**Listing**
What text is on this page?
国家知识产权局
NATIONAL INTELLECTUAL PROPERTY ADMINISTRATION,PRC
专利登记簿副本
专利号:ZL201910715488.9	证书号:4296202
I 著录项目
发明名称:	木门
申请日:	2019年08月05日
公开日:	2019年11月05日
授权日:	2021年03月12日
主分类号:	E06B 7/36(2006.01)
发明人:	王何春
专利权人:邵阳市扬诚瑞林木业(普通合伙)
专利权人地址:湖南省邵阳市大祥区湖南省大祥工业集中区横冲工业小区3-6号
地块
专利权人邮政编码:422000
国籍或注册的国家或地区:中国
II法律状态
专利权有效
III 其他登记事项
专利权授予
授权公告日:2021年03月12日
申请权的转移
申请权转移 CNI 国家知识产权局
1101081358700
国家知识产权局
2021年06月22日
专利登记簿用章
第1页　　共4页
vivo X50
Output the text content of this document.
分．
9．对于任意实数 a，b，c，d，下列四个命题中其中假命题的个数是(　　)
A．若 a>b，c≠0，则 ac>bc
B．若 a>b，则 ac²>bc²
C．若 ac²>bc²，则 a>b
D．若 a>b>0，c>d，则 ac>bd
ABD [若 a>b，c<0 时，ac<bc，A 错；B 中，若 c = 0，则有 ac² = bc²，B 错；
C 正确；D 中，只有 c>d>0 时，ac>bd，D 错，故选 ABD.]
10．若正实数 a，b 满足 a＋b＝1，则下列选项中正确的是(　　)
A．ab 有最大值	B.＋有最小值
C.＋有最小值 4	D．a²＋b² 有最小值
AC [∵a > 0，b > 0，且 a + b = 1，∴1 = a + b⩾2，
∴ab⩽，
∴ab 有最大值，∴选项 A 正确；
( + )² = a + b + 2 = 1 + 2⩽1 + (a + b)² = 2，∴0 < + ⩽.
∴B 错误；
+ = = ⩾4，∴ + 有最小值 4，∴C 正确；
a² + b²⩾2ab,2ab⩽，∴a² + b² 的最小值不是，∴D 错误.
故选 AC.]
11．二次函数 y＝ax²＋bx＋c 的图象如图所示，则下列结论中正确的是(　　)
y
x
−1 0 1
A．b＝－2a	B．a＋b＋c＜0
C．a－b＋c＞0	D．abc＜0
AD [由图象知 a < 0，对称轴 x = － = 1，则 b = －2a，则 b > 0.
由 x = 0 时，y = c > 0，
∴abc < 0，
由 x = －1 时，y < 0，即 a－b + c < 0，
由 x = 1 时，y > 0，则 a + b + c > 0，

**Stated problem**
Retype nothing except the lines from the line holding "Output the text content of this document." through the last line of the entries, both included.

**Answer to the task**
Output the text content of this document.
分．
9．对于任意实数 a，b，c，d，下列四个命题中其中假命题的个数是(　　)
A．若 a>b，c≠0，则 ac>bc
B．若 a>b，则 ac²>bc²
C．若 ac²>bc²，则 a>b
D．若 a>b>0，c>d，则 ac>bd
ABD [若 a>b，c<0 时，ac<bc，A 错；B 中，若 c = 0，则有 ac² = bc²，B 错；
C 正确；D 中，只有 c>d>0 时，ac>bd，D 错，故选 ABD.]
10．若正实数 a，b 满足 a＋b＝1，则下列选项中正确的是(　　)
A．ab 有最大值	B.＋有最小值
C.＋有最小值 4	D．a²＋b² 有最小值
AC [∵a > 0，b > 0，且 a + b = 1，∴1 = a + b⩾2，
∴ab⩽，
∴ab 有最大值，∴选项 A 正确；
( + )² = a + b + 2 = 1 + 2⩽1 + (a + b)² = 2，∴0 < + ⩽.
∴B 错误；
+ = = ⩾4，∴ + 有最小值 4，∴C 正确；
a² + b²⩾2ab,2ab⩽，∴a² + b² 的最小值不是，∴D 错误.
故选 AC.]
11．二次函数 y＝ax²＋bx＋c 的图象如图所示，则下列结论中正确的是(　　)
y
x
−1 0 1
A．b＝－2a	B．a＋b＋c＜0
C．a－b＋c＞0	D．abc＜0
AD [由图象知 a < 0，对称轴 x = － = 1，则 b = －2a，则 b > 0.
由 x = 0 时，y = c > 0，
∴abc < 0，
由 x = －1 时，y < 0，即 a－b + c < 0，
由 x = 1 时，y > 0，则 a + b + c > 0，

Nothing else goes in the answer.